▶ _Records for this task_:
——————————

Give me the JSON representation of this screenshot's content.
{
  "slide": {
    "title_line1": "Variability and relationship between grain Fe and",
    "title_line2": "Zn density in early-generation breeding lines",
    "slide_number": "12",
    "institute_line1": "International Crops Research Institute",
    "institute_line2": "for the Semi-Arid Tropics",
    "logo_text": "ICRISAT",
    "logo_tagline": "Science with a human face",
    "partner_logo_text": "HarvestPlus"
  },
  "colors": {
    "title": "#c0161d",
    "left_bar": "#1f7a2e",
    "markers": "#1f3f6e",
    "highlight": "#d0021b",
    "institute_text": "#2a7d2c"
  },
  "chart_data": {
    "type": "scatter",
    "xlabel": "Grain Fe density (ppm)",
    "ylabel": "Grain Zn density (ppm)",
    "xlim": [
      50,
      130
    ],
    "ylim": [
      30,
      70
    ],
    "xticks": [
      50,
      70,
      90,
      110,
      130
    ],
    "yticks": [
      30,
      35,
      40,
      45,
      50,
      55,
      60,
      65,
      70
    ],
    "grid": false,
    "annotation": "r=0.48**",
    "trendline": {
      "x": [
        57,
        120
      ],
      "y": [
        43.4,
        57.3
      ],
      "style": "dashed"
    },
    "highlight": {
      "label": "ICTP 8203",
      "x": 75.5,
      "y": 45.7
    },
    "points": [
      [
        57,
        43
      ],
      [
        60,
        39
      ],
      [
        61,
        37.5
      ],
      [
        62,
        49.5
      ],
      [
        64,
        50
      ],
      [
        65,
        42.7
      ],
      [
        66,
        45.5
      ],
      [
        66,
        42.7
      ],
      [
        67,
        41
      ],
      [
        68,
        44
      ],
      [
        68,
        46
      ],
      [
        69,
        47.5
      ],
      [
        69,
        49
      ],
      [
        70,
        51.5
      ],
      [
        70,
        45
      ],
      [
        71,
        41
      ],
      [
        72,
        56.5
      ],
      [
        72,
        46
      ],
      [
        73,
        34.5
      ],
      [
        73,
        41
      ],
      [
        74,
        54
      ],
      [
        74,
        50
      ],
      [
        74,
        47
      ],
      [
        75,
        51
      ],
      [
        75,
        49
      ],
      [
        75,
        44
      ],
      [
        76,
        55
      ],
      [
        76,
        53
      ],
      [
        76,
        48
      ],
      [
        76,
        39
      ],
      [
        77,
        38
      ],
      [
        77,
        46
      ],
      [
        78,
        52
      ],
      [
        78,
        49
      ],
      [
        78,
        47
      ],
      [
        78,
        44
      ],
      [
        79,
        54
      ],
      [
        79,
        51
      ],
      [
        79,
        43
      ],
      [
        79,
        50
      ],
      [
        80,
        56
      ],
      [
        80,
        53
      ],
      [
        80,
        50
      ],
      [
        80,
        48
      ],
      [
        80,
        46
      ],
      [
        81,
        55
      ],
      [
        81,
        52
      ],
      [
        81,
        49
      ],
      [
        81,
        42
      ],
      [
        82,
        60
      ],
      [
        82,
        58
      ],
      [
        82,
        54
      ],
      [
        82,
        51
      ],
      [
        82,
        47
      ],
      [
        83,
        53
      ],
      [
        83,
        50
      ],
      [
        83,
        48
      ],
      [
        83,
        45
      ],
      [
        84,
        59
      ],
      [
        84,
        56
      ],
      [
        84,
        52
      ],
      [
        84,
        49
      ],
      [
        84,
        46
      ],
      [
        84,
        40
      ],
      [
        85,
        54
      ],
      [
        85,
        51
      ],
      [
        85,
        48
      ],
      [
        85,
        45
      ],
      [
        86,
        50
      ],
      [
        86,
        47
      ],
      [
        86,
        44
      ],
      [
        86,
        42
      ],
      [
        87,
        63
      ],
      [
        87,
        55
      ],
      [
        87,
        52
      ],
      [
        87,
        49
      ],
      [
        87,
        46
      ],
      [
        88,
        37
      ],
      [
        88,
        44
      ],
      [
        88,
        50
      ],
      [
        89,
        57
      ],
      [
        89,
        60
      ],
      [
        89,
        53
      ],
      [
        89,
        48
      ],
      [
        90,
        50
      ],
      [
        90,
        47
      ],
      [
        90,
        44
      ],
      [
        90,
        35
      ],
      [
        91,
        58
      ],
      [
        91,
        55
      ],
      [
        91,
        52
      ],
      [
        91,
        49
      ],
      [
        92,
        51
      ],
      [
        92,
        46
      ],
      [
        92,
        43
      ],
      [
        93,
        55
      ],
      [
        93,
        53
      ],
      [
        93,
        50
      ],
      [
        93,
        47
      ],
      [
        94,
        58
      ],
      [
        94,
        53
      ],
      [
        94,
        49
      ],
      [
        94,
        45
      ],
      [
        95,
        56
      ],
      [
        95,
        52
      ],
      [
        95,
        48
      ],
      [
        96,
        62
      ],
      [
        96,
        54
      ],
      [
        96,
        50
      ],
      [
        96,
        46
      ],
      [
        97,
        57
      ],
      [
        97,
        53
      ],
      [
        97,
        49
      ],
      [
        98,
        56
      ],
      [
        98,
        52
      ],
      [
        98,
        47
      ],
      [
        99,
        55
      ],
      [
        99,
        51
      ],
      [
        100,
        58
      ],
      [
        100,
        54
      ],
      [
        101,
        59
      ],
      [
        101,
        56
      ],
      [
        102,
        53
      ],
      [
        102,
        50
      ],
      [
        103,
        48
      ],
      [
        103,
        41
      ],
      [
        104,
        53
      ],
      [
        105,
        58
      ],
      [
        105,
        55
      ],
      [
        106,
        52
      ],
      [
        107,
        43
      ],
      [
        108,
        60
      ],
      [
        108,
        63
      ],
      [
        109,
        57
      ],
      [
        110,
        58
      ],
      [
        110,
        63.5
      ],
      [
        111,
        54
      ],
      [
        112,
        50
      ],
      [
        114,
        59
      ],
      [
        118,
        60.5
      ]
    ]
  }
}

——————————

▶ _Task to complete_:
Say only how many lines in the records carry the word "density".

▶ _Output below_:
3